*** Raw records ***
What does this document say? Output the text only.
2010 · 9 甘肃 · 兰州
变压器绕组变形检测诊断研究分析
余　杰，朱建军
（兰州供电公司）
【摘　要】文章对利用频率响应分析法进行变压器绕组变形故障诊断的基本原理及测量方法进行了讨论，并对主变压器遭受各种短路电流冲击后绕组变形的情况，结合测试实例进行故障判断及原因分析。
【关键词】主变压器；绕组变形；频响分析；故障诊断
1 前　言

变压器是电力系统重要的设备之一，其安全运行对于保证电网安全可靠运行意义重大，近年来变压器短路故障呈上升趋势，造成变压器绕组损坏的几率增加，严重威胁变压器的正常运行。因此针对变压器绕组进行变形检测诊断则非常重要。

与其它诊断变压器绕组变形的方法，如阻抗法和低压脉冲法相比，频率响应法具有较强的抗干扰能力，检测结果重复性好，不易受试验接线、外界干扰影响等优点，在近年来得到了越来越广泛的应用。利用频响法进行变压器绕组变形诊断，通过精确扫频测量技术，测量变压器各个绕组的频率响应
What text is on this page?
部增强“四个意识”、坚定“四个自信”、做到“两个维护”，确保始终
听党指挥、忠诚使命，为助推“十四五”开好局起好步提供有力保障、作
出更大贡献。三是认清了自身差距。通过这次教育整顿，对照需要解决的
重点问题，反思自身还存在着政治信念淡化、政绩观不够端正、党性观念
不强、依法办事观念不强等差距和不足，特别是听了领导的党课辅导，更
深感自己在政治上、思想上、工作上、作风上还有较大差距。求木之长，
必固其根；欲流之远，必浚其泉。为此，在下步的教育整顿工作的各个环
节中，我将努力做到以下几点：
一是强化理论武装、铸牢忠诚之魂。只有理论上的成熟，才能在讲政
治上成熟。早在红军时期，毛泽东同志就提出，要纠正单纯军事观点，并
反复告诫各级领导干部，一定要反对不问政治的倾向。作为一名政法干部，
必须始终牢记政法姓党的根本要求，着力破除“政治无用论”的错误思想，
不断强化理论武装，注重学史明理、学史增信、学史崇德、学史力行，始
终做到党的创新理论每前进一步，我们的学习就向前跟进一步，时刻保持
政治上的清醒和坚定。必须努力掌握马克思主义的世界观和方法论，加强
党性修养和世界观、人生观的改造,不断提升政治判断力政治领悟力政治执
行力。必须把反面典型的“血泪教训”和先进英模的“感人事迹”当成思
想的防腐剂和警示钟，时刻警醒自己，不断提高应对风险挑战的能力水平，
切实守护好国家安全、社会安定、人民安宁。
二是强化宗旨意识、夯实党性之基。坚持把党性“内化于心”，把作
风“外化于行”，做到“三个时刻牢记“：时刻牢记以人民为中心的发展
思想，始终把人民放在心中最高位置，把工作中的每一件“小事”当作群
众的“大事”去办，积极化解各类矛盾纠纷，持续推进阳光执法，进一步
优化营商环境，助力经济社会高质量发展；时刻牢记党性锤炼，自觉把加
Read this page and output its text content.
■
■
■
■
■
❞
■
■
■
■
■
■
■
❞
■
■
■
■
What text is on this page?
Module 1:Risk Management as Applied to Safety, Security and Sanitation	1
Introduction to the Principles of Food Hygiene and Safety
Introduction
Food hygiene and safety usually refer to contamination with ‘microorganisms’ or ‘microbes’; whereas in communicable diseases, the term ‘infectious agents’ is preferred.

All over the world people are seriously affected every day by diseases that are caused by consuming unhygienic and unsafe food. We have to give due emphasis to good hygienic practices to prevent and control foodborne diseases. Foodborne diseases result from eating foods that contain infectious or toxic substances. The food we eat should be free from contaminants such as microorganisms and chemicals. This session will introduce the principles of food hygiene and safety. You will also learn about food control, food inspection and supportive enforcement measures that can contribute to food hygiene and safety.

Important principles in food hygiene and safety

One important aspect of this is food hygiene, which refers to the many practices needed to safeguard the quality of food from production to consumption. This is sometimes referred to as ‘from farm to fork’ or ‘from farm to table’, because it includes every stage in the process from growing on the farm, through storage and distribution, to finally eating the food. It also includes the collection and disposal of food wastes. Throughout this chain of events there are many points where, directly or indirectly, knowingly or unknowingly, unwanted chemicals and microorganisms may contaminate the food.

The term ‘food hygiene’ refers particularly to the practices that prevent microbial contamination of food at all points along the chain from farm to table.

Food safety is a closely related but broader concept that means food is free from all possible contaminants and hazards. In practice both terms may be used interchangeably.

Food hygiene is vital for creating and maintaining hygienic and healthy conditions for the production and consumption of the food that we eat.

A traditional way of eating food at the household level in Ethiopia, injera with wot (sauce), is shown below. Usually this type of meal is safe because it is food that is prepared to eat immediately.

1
***
Instructions for the task -
Provide the count, and nothing else, of lines in the data above where the word "free" occurs.

Final result -
2